-- START MATERIAL --

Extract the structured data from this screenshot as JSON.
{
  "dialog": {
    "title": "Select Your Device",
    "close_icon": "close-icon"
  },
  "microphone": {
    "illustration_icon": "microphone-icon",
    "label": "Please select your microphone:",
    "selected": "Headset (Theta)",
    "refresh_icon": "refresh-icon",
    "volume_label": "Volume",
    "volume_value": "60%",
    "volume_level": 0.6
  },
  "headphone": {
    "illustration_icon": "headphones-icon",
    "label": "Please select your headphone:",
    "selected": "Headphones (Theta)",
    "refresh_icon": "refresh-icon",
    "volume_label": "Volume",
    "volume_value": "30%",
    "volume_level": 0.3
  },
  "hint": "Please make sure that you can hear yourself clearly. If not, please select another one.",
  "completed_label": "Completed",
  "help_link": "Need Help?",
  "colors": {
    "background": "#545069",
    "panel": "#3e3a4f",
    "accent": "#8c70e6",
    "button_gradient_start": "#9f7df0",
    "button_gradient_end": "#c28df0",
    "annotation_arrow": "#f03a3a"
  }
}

-- END MATERIAL --

■ **EXERCISE TASK**: Extract all of the data above and output it character for character.

■ **EXERCISE ANSWER**:
Extract the structured data from this screenshot as JSON.
{
  "dialog": {
    "title": "Select Your Device",
    "close_icon": "close-icon"
  },
  "microphone": {
    "illustration_icon": "microphone-icon",
    "label": "Please select your microphone:",
    "selected": "Headset (Theta)",
    "refresh_icon": "refresh-icon",
    "volume_label": "Volume",
    "volume_value": "60%",
    "volume_level": 0.6
  },
  "headphone": {
    "illustration_icon": "headphones-icon",
    "label": "Please select your headphone:",
    "selected": "Headphones (Theta)",
    "refresh_icon": "refresh-icon",
    "volume_label": "Volume",
    "volume_value": "30%",
    "volume_level": 0.3
  },
  "hint": "Please make sure that you can hear yourself clearly. If not, please select another one.",
  "completed_label": "Completed",
  "help_link": "Need Help?",
  "colors": {
    "background": "#545069",
    "panel": "#3e3a4f",
    "accent": "#8c70e6",
    "button_gradient_start": "#9f7df0",
    "button_gradient_end": "#c28df0",
    "annotation_arrow": "#f03a3a"
  }
}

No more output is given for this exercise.